A.k.a. Web Art, Interactive Art.
“An aesthetic of poaching, tricking, reading, speaking, strolling, shopping, desiring” (Garcia & Lovink, qtd. in Dempsey 286).
Dempsey asks if Internet Art puts an end to styles in art, or the end of “-isms” (286)? There can be perhaps no more evolutionary sequence of avant-garde movements because of the freedom allowed artists and viewers with this form.
Soon after the spread of the WWW — from 1989 when British scientist Timothy Berners-Lee (1955- ), to aid physicists at the European Laboratory for Particle Physics, launched it — the Web became a forum for art. Post-Communist East Europeans were “among the earliest participants” (Dempsey 286).
Internet Art seems to be a very democratic art form, and can be interactive. Viewers can create their own multimedia montages with “ultimate ‘authorship’ open to question” (Dempsey 286).

### Your tasks
(a) Print part of the passage on Internet Art verbatim, beginning at the words "A.k.a. Web Art, Interactive" and stopping after "with this form.".
(b) In the passage on Internet Art, why might avant-garde movements no longer follow an evolutionary sequence?
(c) According to the passage on Internet Art, which group was among the earliest participants once the Web became a forum for art?

### Data excerpts

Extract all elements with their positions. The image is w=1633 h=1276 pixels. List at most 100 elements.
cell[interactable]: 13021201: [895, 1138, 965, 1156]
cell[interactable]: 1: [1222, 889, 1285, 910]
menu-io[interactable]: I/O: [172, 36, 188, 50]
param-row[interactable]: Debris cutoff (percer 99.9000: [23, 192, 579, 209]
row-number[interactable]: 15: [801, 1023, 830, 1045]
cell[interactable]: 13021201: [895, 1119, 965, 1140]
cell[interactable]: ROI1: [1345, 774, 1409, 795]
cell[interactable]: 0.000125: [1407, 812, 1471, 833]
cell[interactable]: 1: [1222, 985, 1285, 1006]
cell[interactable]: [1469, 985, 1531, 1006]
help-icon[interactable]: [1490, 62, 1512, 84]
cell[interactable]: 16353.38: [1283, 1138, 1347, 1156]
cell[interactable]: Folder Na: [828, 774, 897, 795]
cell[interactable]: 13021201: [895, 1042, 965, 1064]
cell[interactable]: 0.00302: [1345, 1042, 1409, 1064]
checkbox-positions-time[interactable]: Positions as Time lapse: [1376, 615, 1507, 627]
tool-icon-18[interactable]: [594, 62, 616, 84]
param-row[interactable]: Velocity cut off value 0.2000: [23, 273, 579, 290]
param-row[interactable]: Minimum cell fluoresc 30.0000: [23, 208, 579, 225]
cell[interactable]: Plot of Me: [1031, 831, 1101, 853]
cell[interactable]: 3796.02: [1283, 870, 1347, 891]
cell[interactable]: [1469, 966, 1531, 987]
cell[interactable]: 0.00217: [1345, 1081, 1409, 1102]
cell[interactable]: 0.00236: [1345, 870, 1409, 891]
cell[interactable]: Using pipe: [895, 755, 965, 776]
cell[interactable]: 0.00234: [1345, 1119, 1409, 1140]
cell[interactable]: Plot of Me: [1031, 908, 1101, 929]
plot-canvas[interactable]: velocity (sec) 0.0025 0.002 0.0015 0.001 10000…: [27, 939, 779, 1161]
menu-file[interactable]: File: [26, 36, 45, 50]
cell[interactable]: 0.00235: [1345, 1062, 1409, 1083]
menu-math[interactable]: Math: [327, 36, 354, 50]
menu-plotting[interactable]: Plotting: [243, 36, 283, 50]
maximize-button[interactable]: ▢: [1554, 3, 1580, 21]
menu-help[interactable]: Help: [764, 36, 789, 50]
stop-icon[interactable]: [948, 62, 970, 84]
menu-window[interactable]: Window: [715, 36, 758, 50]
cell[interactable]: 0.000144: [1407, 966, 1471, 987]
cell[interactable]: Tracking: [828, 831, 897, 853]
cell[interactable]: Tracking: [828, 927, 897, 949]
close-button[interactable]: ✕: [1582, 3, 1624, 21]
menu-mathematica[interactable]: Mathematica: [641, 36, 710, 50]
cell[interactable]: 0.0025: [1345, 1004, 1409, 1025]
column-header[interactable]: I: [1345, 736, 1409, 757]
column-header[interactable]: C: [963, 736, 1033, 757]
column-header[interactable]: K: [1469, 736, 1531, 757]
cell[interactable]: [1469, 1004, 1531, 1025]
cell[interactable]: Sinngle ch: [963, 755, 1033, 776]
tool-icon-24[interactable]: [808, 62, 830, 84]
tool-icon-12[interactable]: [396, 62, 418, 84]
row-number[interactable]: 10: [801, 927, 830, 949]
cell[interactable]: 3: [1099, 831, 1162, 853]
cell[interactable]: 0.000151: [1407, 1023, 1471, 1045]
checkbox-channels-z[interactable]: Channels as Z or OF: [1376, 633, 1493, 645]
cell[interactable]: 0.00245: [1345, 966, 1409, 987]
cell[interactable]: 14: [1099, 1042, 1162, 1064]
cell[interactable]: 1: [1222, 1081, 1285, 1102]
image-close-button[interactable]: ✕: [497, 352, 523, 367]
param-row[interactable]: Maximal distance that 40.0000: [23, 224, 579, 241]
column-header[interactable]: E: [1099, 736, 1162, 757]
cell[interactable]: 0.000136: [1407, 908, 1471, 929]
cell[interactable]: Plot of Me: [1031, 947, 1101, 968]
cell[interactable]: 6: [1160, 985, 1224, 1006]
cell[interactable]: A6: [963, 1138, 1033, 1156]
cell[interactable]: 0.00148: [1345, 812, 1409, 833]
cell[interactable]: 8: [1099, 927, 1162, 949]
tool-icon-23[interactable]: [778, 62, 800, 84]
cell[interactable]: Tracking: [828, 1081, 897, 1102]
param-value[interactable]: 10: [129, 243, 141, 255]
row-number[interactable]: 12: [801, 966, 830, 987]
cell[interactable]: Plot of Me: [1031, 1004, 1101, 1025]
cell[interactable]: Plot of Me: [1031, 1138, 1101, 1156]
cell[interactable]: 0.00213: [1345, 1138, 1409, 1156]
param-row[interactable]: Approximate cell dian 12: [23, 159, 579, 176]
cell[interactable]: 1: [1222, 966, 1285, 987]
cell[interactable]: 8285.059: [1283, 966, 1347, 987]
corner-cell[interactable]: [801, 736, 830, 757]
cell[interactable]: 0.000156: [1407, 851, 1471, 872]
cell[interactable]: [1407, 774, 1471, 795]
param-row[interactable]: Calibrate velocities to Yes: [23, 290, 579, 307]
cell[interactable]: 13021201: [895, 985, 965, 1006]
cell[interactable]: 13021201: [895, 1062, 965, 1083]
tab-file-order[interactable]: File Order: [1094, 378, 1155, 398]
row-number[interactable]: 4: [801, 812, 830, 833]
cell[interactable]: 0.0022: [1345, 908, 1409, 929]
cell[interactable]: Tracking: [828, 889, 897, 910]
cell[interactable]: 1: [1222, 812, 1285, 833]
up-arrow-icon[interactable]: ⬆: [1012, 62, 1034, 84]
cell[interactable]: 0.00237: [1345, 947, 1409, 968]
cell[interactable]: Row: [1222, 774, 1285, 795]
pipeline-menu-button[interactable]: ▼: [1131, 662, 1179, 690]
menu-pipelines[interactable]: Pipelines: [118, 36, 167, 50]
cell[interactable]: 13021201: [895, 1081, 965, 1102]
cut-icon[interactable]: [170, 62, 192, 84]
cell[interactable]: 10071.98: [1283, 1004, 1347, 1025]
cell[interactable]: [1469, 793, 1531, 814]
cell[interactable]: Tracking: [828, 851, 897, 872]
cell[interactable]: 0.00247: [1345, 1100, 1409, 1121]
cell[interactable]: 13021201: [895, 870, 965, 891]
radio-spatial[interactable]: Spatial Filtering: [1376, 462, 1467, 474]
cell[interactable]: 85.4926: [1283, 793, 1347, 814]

### Outputs by task
(a)
A.k.a. Web Art, Interactive Art.
“An aesthetic of poaching, tricking, reading, speaking, strolling, shopping, desiring” (Garcia & Lovink, qtd. in Dempsey 286).
Dempsey asks if Internet Art puts an end to styles in art, or the end of “-isms” (286)? There can be perhaps no more evolutionary sequence of avant-garde movements because of the freedom allowed artists and viewers with this form.

(b) It might no longer happen because of the freedom this form gives artists and viewers.

(c) Post-Communist East Europeans